→ Problem details:
Extract every line that contains the word "right".

→ Supplied material:
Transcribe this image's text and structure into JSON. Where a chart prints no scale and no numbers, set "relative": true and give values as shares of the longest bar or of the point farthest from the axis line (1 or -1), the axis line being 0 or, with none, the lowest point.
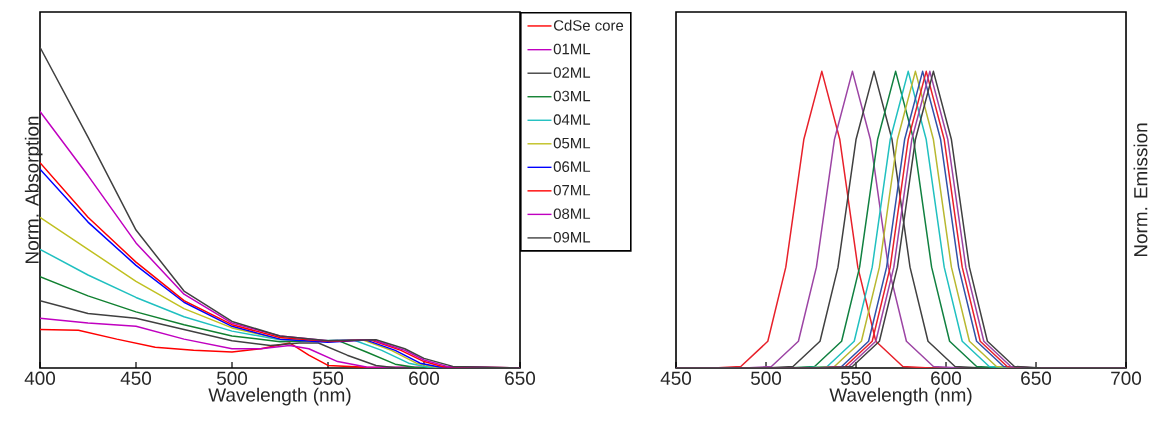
{
  "chart_data": [
    {
      "type": "line",
      "relative": true,
      "xlabel": "Wavelength (nm)",
      "ylabel": "Norm. Absorption",
      "xlim": [
        400,
        650
      ],
      "xticks": [
        400,
        450,
        500,
        550,
        600,
        650
      ],
      "legend": "right",
      "series": [
        {
          "name": "CdSe core",
          "color": "#ff0000",
          "x": [
            400,
            420,
            440,
            460,
            480,
            500,
            515,
            530,
            540,
            550,
            570,
            650
          ],
          "values": [
            0.12,
            0.118,
            0.09,
            0.065,
            0.055,
            0.05,
            0.06,
            0.078,
            0.04,
            0.008,
            0.002,
            0
          ]
        },
        {
          "name": "01ML",
          "color": "#c000c0",
          "x": [
            400,
            425,
            450,
            475,
            500,
            515,
            530,
            540,
            555,
            570,
            650
          ],
          "values": [
            0.155,
            0.14,
            0.13,
            0.09,
            0.06,
            0.06,
            0.07,
            0.06,
            0.02,
            0.003,
            0
          ]
        },
        {
          "name": "02ML",
          "color": "#404040",
          "x": [
            400,
            425,
            450,
            475,
            500,
            520,
            535,
            545,
            560,
            575,
            585,
            650
          ],
          "values": [
            0.21,
            0.17,
            0.155,
            0.12,
            0.085,
            0.07,
            0.078,
            0.078,
            0.04,
            0.008,
            0.001,
            0
          ]
        },
        {
          "name": "03ML",
          "color": "#108030",
          "x": [
            400,
            425,
            450,
            475,
            500,
            525,
            545,
            555,
            570,
            585,
            595,
            650
          ],
          "values": [
            0.285,
            0.225,
            0.175,
            0.135,
            0.1,
            0.082,
            0.085,
            0.086,
            0.05,
            0.012,
            0.002,
            0
          ]
        },
        {
          "name": "04ML",
          "color": "#20c0c0",
          "x": [
            400,
            425,
            450,
            475,
            500,
            525,
            548,
            563,
            578,
            592,
            602,
            650
          ],
          "values": [
            0.37,
            0.29,
            0.22,
            0.16,
            0.115,
            0.088,
            0.085,
            0.088,
            0.055,
            0.015,
            0.003,
            0
          ]
        },
        {
          "name": "05ML",
          "color": "#c0c020",
          "x": [
            400,
            425,
            450,
            475,
            500,
            525,
            550,
            568,
            583,
            596,
            606,
            650
          ],
          "values": [
            0.47,
            0.37,
            0.27,
            0.185,
            0.125,
            0.09,
            0.082,
            0.088,
            0.055,
            0.015,
            0.003,
            0
          ]
        },
        {
          "name": "06ML",
          "color": "#0000ff",
          "x": [
            400,
            425,
            450,
            475,
            500,
            525,
            550,
            570,
            585,
            598,
            608,
            650
          ],
          "values": [
            0.62,
            0.455,
            0.32,
            0.205,
            0.13,
            0.09,
            0.08,
            0.087,
            0.055,
            0.015,
            0.003,
            0
          ]
        },
        {
          "name": "07ML",
          "color": "#ff0000",
          "x": [
            400,
            425,
            450,
            475,
            500,
            525,
            550,
            572,
            588,
            600,
            610,
            650
          ],
          "values": [
            0.64,
            0.47,
            0.33,
            0.21,
            0.135,
            0.095,
            0.083,
            0.088,
            0.055,
            0.02,
            0.004,
            0
          ]
        },
        {
          "name": "08ML",
          "color": "#c000c0",
          "x": [
            400,
            425,
            450,
            475,
            500,
            525,
            550,
            573,
            590,
            600,
            612,
            650
          ],
          "values": [
            0.8,
            0.6,
            0.39,
            0.23,
            0.14,
            0.1,
            0.085,
            0.088,
            0.055,
            0.025,
            0.005,
            0
          ]
        },
        {
          "name": "09ML",
          "color": "#404040",
          "x": [
            400,
            425,
            450,
            475,
            500,
            525,
            550,
            575,
            590,
            600,
            615,
            650
          ],
          "values": [
            1.0,
            0.72,
            0.43,
            0.24,
            0.145,
            0.1,
            0.085,
            0.088,
            0.06,
            0.03,
            0.005,
            0
          ]
        }
      ]
    },
    {
      "type": "line",
      "relative": true,
      "xlabel": "Wavelength (nm)",
      "ylabel": "Norm. Emission",
      "xlim": [
        450,
        700
      ],
      "xticks": [
        450,
        500,
        550,
        600,
        650,
        700
      ],
      "series": [
        {
          "color": "#e8202a",
          "x": [
            450,
            471,
            486,
            501,
            511,
            521,
            531,
            541,
            551,
            561,
            576,
            591,
            700
          ],
          "values": [
            0,
            0,
            0.005,
            0.09,
            0.34,
            0.77,
            1,
            0.77,
            0.34,
            0.09,
            0.005,
            0,
            0
          ]
        },
        {
          "color": "#9c44a4",
          "x": [
            450,
            488,
            503,
            518,
            528,
            538,
            548,
            558,
            568,
            578,
            593,
            608,
            700
          ],
          "values": [
            0,
            0,
            0.005,
            0.09,
            0.34,
            0.77,
            1,
            0.77,
            0.34,
            0.09,
            0.005,
            0,
            0
          ]
        },
        {
          "color": "#404040",
          "x": [
            450,
            500,
            515,
            530,
            540,
            550,
            560,
            570,
            580,
            590,
            605,
            620,
            700
          ],
          "values": [
            0,
            0,
            0.005,
            0.09,
            0.34,
            0.77,
            1,
            0.77,
            0.34,
            0.09,
            0.005,
            0,
            0
          ]
        },
        {
          "color": "#108040",
          "x": [
            450,
            512,
            527,
            542,
            552,
            562,
            572,
            582,
            592,
            602,
            617,
            632,
            700
          ],
          "values": [
            0,
            0,
            0.005,
            0.09,
            0.34,
            0.77,
            1,
            0.77,
            0.34,
            0.09,
            0.005,
            0,
            0
          ]
        },
        {
          "color": "#20c0c0",
          "x": [
            450,
            519,
            534,
            549,
            559,
            569,
            579,
            589,
            599,
            609,
            624,
            639,
            700
          ],
          "values": [
            0,
            0,
            0.005,
            0.09,
            0.34,
            0.77,
            1,
            0.77,
            0.34,
            0.09,
            0.005,
            0,
            0
          ]
        },
        {
          "color": "#b8b830",
          "x": [
            450,
            523,
            538,
            553,
            563,
            573,
            583,
            593,
            603,
            613,
            628,
            643,
            700
          ],
          "values": [
            0,
            0,
            0.005,
            0.09,
            0.34,
            0.77,
            1,
            0.77,
            0.34,
            0.09,
            0.005,
            0,
            0
          ]
        },
        {
          "color": "#3050a8",
          "x": [
            450,
            527,
            542,
            557,
            567,
            577,
            587,
            597,
            607,
            617,
            632,
            647,
            700
          ],
          "values": [
            0,
            0,
            0.005,
            0.09,
            0.34,
            0.77,
            1,
            0.77,
            0.34,
            0.09,
            0.005,
            0,
            0
          ]
        },
        {
          "color": "#e8202a",
          "x": [
            450,
            529,
            544,
            559,
            569,
            579,
            589,
            599,
            609,
            619,
            634,
            649,
            700
          ],
          "values": [
            0,
            0,
            0.005,
            0.09,
            0.34,
            0.77,
            1,
            0.77,
            0.34,
            0.09,
            0.005,
            0,
            0
          ]
        },
        {
          "color": "#9c44a4",
          "x": [
            450,
            531,
            546,
            561,
            571,
            581,
            591,
            601,
            611,
            621,
            636,
            651,
            700
          ],
          "values": [
            0,
            0,
            0.005,
            0.09,
            0.34,
            0.77,
            1,
            0.77,
            0.34,
            0.09,
            0.005,
            0,
            0
          ]
        },
        {
          "color": "#404040",
          "x": [
            450,
            533,
            548,
            563,
            573,
            583,
            593,
            603,
            613,
            623,
            638,
            653,
            700
          ],
          "values": [
            0,
            0,
            0.005,
            0.09,
            0.34,
            0.77,
            1,
            0.77,
            0.34,
            0.09,
            0.005,
            0,
            0
          ]
        }
      ]
    }
  ]
}
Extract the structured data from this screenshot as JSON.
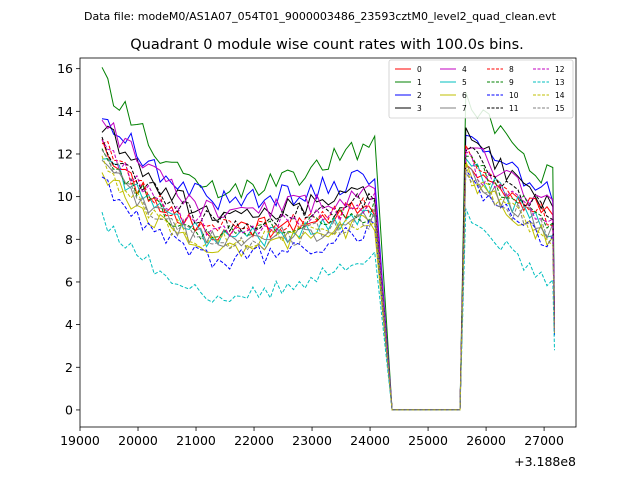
{
  "chart_data": {
    "type": "line",
    "suptitle": "Data file: modeM0/AS1A07_054T01_9000003486_23593cztM0_level2_quad_clean.evt",
    "title": "Quadrant 0 module wise count rates with 100.0s bins.",
    "xlabel": "",
    "ylabel": "",
    "x_offset_label": "+3.188e8",
    "xlim": [
      19000,
      27550
    ],
    "ylim": [
      -0.8,
      16.5
    ],
    "x_ticks": [
      19000,
      20000,
      21000,
      22000,
      23000,
      24000,
      25000,
      26000,
      27000
    ],
    "y_ticks": [
      0,
      2,
      4,
      6,
      8,
      10,
      12,
      14,
      16
    ],
    "legend_position": "top-right",
    "grid": false,
    "x_segment_1": {
      "start": 19380,
      "step": 100,
      "count": 48
    },
    "x_segment_2": {
      "start": 25650,
      "step": 100,
      "count": 16
    },
    "gap_level": 0.0,
    "series": [
      {
        "name": "0",
        "color": "#ff0000",
        "style": "solid",
        "start1": 12.3,
        "mid1": 8.4,
        "end1": 9.6,
        "start2": 11.9,
        "end2": 9.0,
        "last": 3.8,
        "noise": 0.5
      },
      {
        "name": "1",
        "color": "#008000",
        "style": "solid",
        "start1": 15.5,
        "mid1": 10.4,
        "end1": 12.6,
        "start2": 14.8,
        "end2": 10.8,
        "last": 4.3,
        "noise": 0.6
      },
      {
        "name": "2",
        "color": "#0000ff",
        "style": "solid",
        "start1": 14.2,
        "mid1": 9.8,
        "end1": 11.0,
        "start2": 13.4,
        "end2": 10.0,
        "last": 4.0,
        "noise": 0.6
      },
      {
        "name": "3",
        "color": "#000000",
        "style": "solid",
        "start1": 13.4,
        "mid1": 9.2,
        "end1": 10.4,
        "start2": 13.2,
        "end2": 9.4,
        "last": 3.9,
        "noise": 0.5
      },
      {
        "name": "4",
        "color": "#c000c0",
        "style": "solid",
        "start1": 13.9,
        "mid1": 9.3,
        "end1": 10.2,
        "start2": 12.7,
        "end2": 9.4,
        "last": 3.9,
        "noise": 0.5
      },
      {
        "name": "5",
        "color": "#00bfbf",
        "style": "solid",
        "start1": 12.0,
        "mid1": 8.0,
        "end1": 9.2,
        "start2": 11.8,
        "end2": 8.4,
        "last": 3.7,
        "noise": 0.5
      },
      {
        "name": "6",
        "color": "#bfbf00",
        "style": "solid",
        "start1": 11.3,
        "mid1": 7.6,
        "end1": 8.9,
        "start2": 11.2,
        "end2": 8.0,
        "last": 3.6,
        "noise": 0.5
      },
      {
        "name": "7",
        "color": "#808080",
        "style": "solid",
        "start1": 11.8,
        "mid1": 7.9,
        "end1": 9.0,
        "start2": 11.5,
        "end2": 8.3,
        "last": 3.6,
        "noise": 0.5
      },
      {
        "name": "8",
        "color": "#ff0000",
        "style": "dashed",
        "start1": 12.5,
        "mid1": 8.5,
        "end1": 9.6,
        "start2": 12.0,
        "end2": 8.9,
        "last": 3.8,
        "noise": 0.5
      },
      {
        "name": "9",
        "color": "#008000",
        "style": "dashed",
        "start1": 12.2,
        "mid1": 8.2,
        "end1": 9.4,
        "start2": 12.0,
        "end2": 8.7,
        "last": 3.7,
        "noise": 0.5
      },
      {
        "name": "10",
        "color": "#0000ff",
        "style": "dashed",
        "start1": 10.8,
        "mid1": 7.1,
        "end1": 8.6,
        "start2": 10.9,
        "end2": 7.8,
        "last": 3.5,
        "noise": 0.5
      },
      {
        "name": "11",
        "color": "#000000",
        "style": "dashed",
        "start1": 12.6,
        "mid1": 8.8,
        "end1": 10.0,
        "start2": 12.3,
        "end2": 9.2,
        "last": 3.8,
        "noise": 0.5
      },
      {
        "name": "12",
        "color": "#c000c0",
        "style": "dashed",
        "start1": 12.4,
        "mid1": 8.5,
        "end1": 9.7,
        "start2": 11.8,
        "end2": 8.9,
        "last": 3.7,
        "noise": 0.5
      },
      {
        "name": "13",
        "color": "#00bfbf",
        "style": "dashed",
        "start1": 9.0,
        "mid1": 5.3,
        "end1": 7.3,
        "start2": 9.6,
        "end2": 5.8,
        "last": 2.8,
        "noise": 0.4
      },
      {
        "name": "14",
        "color": "#bfbf00",
        "style": "dashed",
        "start1": 11.5,
        "mid1": 7.8,
        "end1": 9.0,
        "start2": 11.3,
        "end2": 8.0,
        "last": 3.6,
        "noise": 0.5
      },
      {
        "name": "15",
        "color": "#808080",
        "style": "dashed",
        "start1": 11.7,
        "mid1": 7.7,
        "end1": 9.0,
        "start2": 11.4,
        "end2": 8.1,
        "last": 3.6,
        "noise": 0.5
      }
    ]
  }
}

→ Solution to this exercise:
      "legend": "right",
    "legend_position": "top-right",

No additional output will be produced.